# START OF Provided material
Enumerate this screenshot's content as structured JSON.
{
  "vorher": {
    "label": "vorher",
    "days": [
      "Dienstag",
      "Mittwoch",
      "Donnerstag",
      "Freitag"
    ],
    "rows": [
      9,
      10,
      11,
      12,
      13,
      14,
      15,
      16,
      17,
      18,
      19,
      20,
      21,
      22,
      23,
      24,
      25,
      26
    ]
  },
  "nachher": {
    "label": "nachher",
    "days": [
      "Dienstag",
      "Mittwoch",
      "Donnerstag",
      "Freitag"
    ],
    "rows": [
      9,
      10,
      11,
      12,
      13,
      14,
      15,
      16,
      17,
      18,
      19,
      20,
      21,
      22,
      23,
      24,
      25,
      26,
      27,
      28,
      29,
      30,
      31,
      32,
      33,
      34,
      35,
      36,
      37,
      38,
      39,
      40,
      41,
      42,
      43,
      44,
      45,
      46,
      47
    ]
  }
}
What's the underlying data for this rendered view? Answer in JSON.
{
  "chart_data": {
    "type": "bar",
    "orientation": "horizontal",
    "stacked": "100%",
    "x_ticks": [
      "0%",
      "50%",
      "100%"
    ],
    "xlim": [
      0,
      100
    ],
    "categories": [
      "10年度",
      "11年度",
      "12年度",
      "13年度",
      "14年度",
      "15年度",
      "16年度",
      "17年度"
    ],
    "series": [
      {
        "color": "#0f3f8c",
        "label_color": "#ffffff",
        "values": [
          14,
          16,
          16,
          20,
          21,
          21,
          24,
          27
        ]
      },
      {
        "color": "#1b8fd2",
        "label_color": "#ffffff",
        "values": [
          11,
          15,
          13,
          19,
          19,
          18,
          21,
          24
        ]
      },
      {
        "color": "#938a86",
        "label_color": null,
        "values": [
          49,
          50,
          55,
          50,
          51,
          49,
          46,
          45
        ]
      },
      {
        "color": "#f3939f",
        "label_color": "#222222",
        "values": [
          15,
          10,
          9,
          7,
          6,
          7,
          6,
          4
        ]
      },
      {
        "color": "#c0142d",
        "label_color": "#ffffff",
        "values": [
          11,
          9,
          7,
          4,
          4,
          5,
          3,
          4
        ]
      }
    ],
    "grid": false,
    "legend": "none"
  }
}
# END OF Provided material
Exercise goal: Copy out each record exactly as given, omitting none.

Worked answer:
Enumerate this screenshot's content as structured JSON.
{
  "vorher": {
    "label": "vorher",
    "days": [
      "Dienstag",
      "Mittwoch",
      "Donnerstag",
      "Freitag"
    ],
    "rows": [
      9,
      10,
      11,
      12,
      13,
      14,
      15,
      16,
      17,
      18,
      19,
      20,
      21,
      22,
      23,
      24,
      25,
      26
    ]
  },
  "nachher": {
    "label": "nachher",
    "days": [
      "Dienstag",
      "Mittwoch",
      "Donnerstag",
      "Freitag"
    ],
    "rows": [
      9,
      10,
      11,
      12,
      13,
      14,
      15,
      16,
      17,
      18,
      19,
      20,
      21,
      22,
      23,
      24,
      25,
      26,
      27,
      28,
      29,
      30,
      31,
      32,
      33,
      34,
      35,
      36,
      37,
      38,
      39,
      40,
      41,
      42,
      43,
      44,
      45,
      46,
      47
    ]
  }
}
What's the underlying data for this rendered view? Answer in JSON.
{
  "chart_data": {
    "type": "bar",
    "orientation": "horizontal",
    "stacked": "100%",
    "x_ticks": [
      "0%",
      "50%",
      "100%"
    ],
    "xlim": [
      0,
      100
    ],
    "categories": [
      "10年度",
      "11年度",
      "12年度",
      "13年度",
      "14年度",
      "15年度",
      "16年度",
      "17年度"
    ],
    "series": [
      {
        "color": "#0f3f8c",
        "label_color": "#ffffff",
        "values": [
          14,
          16,
          16,
          20,
          21,
          21,
          24,
          27
        ]
      },
      {
        "color": "#1b8fd2",
        "label_color": "#ffffff",
        "values": [
          11,
          15,
          13,
          19,
          19,
          18,
          21,
          24
        ]
      },
      {
        "color": "#938a86",
        "label_color": null,
        "values": [
          49,
          50,
          55,
          50,
          51,
          49,
          46,
          45
        ]
      },
      {
        "color": "#f3939f",
        "label_color": "#222222",
        "values": [
          15,
          10,
          9,
          7,
          6,
          7,
          6,
          4
        ]
      },
      {
        "color": "#c0142d",
        "label_color": "#ffffff",
        "values": [
          11,
          9,
          7,
          4,
          4,
          5,
          3,
          4
        ]
      }
    ],
    "grid": false,
    "legend": "none"
  }
}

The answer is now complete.